= Data supplied =
* BEGIN *
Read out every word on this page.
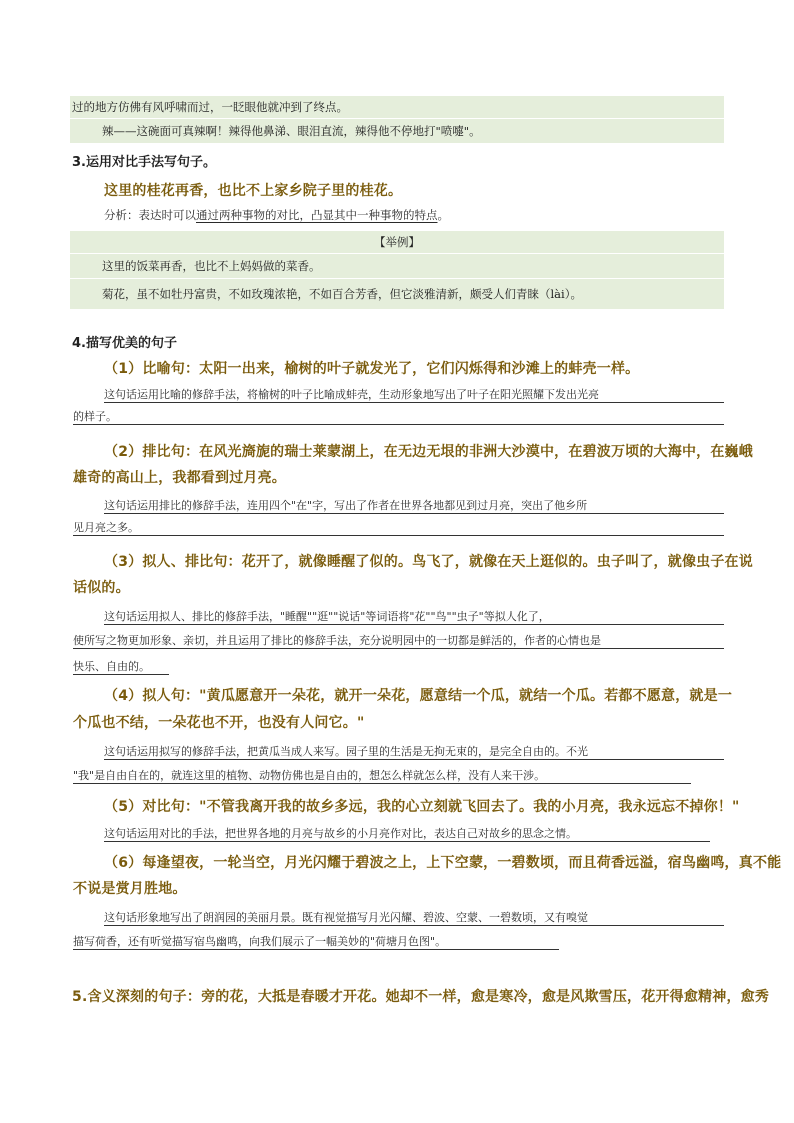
过的地方仿佛有风呼啸而过，一眨眼他就冲到了终点。
辣——这碗面可真辣啊！辣得他鼻涕、眼泪直流，辣得他不停地打"喷嚏"。
3.运用对比手法写句子。
这里的桂花再香，也比不上家乡院子里的桂花。
分析：表达时可以通过两种事物的对比，凸显其中一种事物的特点。
【举例】
这里的饭菜再香，也比不上妈妈做的菜香。
菊花，虽不如牡丹富贵，不如玫瑰浓艳，不如百合芳香，但它淡雅清新，颇受人们青睐（lài）。
4.描写优美的句子
（1）比喻句：太阳一出来，榆树的叶子就发光了，它们闪烁得和沙滩上的蚌壳一样。
这句话运用比喻的修辞手法，将榆树的叶子比喻成蚌壳，生动形象地写出了叶子在阳光照耀下发出光亮
的样子。
（2）排比句：在风光旖旎的瑞士莱蒙湖上，在无边无垠的非洲大沙漠中，在碧波万顷的大海中，在巍峨
雄奇的高山上，我都看到过月亮。
这句话运用排比的修辞手法，连用四个"在"字，写出了作者在世界各地都见到过月亮，突出了他乡所
见月亮之多。
（3）拟人、排比句：花开了，就像睡醒了似的。鸟飞了，就像在天上逛似的。虫子叫了，就像虫子在说
话似的。
这句话运用拟人、排比的修辞手法，"睡醒""逛""说话"等词语将"花""鸟""虫子"等拟人化了，
使所写之物更加形象、亲切，并且运用了排比的修辞手法，充分说明园中的一切都是鲜活的，作者的心情也是
快乐、自由的。
（4）拟人句："黄瓜愿意开一朵花，就开一朵花，愿意结一个瓜，就结一个瓜。若都不愿意，就是一
个瓜也不结，一朵花也不开，也没有人问它。"
这句话运用拟写的修辞手法，把黄瓜当成人来写。园子里的生活是无拘无束的，是完全自由的。不光
"我"是自由自在的，就连这里的植物、动物仿佛也是自由的，想怎么样就怎么样，没有人来干涉。
（5）对比句："不管我离开我的故乡多远，我的心立刻就飞回去了。我的小月亮，我永远忘不掉你！"
这句话运用对比的手法，把世界各地的月亮与故乡的小月亮作对比，表达自己对故乡的思念之情。
（6）每逢望夜，一轮当空，月光闪耀于碧波之上，上下空蒙，一碧数顷，而且荷香远溢，宿鸟幽鸣，真不能
不说是赏月胜地。
这句话形象地写出了朗润园的美丽月景。既有视觉描写月光闪耀、碧波、空蒙、一碧数顷，又有嗅觉
描写荷香，还有听觉描写宿鸟幽鸣，向我们展示了一幅美妙的"荷塘月色图"。
5.含义深刻的句子：旁的花，大抵是春暖才开花。她却不一样，愈是寒冷，愈是风欺雪压，花开得愈精神，愈秀
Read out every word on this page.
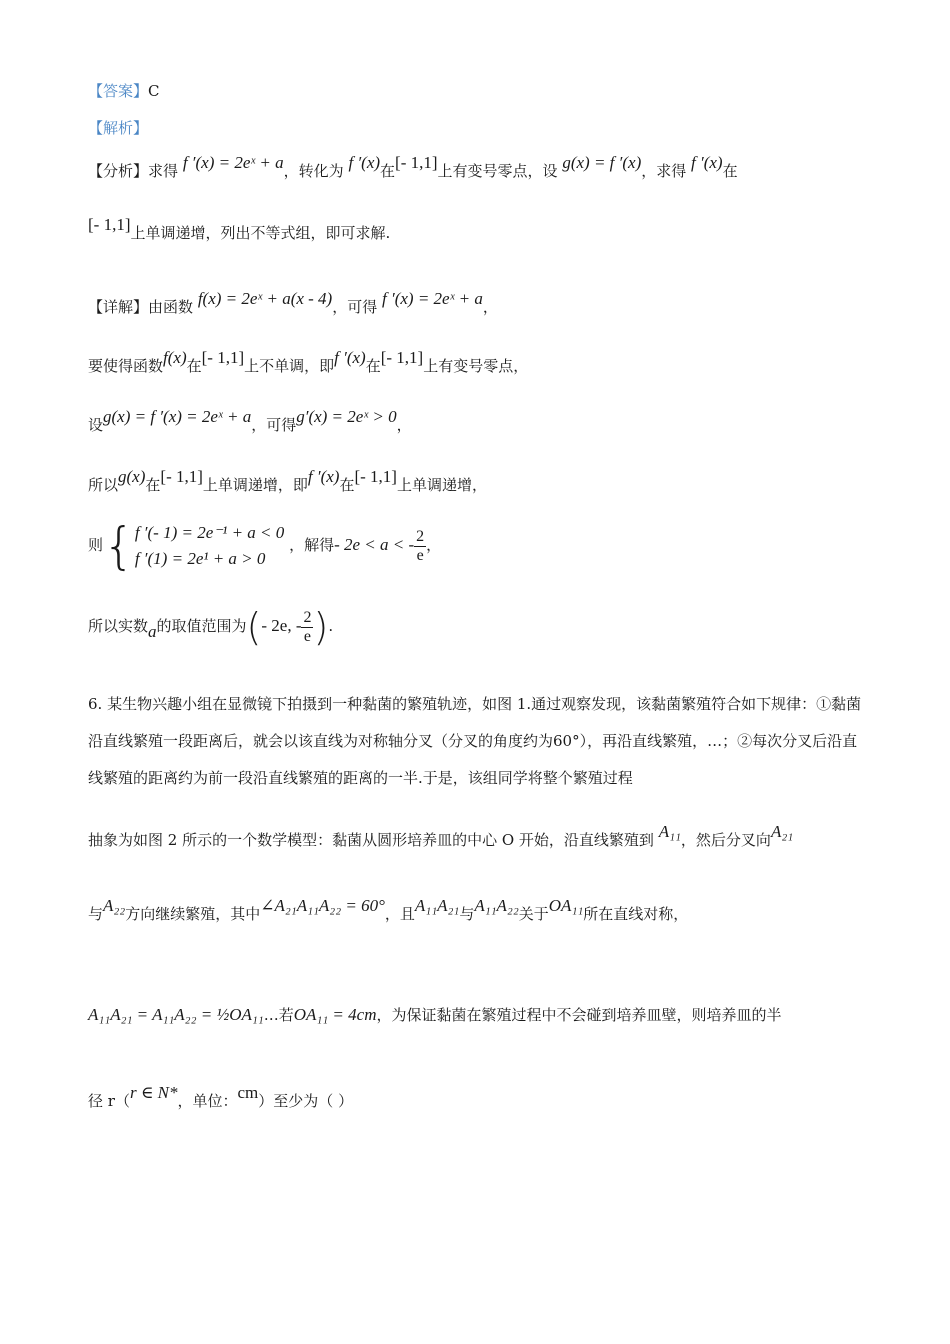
【答案】C
【解析】
【分析】求得 f ′(x) = 2eˣ + a，转化为 f ′(x)在[- 1,1]上有变号零点，设 g(x) = f ′(x)，求得 f ′(x)在
[- 1,1]上单调递增，列出不等式组，即可求解.
【详解】由函数 f(x) = 2eˣ + a(x - 4)，可得 f ′(x) = 2eˣ + a，
要使得函数f(x)在[- 1,1]上不单调，即f ′(x)在[- 1,1]上有变号零点，
设g(x) = f ′(x) = 2eˣ + a，可得g′(x) = 2eˣ > 0，
所以g(x)在[- 1,1]上单调递增，即f ′(x)在[- 1,1]上单调递增，
则{ f ′(- 1) = 2e⁻¹ + a < 0
f ′(1) = 2e¹ + a > 0
，解得- 2e < a < - $\frac{2}{e}$ ，
所以实数a的取值范围为(- 2e, - $\frac{2}{e}$ ).
6. 某生物兴趣小组在显微镜下拍摄到一种黏菌的繁殖轨迹，如图 1.通过观察发现，该黏菌繁殖符合如下规律：①黏菌沿直线繁殖一段距离后，就会以该直线为对称轴分叉（分叉的角度约为60°），再沿直线繁殖，…；②每次分叉后沿直线繁殖的距离约为前一段沿直线繁殖的距离的一半.于是，该组同学将整个繁殖过程
抽象为如图 2 所示的一个数学模型：黏菌从圆形培养皿的中心 O 开始，沿直线繁殖到 A₁₁，然后分叉向A₂₁
与A₂₂方向继续繁殖，其中∠A₂₁A₁₁A₂₂ = 60°，且A₁₁A₂₁与A₁₁A₂₂关于OA₁₁所在直线对称，
A₁₁A₂₁ = A₁₁A₂₂ = ½OA₁₁…若OA₁₁ = 4cm，为保证黏菌在繁殖过程中不会碰到培养皿壁，则培养皿的半
径 r（r ∈ N*，单位：cm）至少为（ ）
* END *
Read the entries and pick out all lines that include the word "一碧数顷".

（6）每逢望夜，一轮当空，月光闪耀于碧波之上，上下空蒙，一碧数顷，而且荷香远溢，宿鸟幽鸣，真不能
这句话形象地写出了朗润园的美丽月景。既有视觉描写月光闪耀、碧波、空蒙、一碧数顷，又有嗅觉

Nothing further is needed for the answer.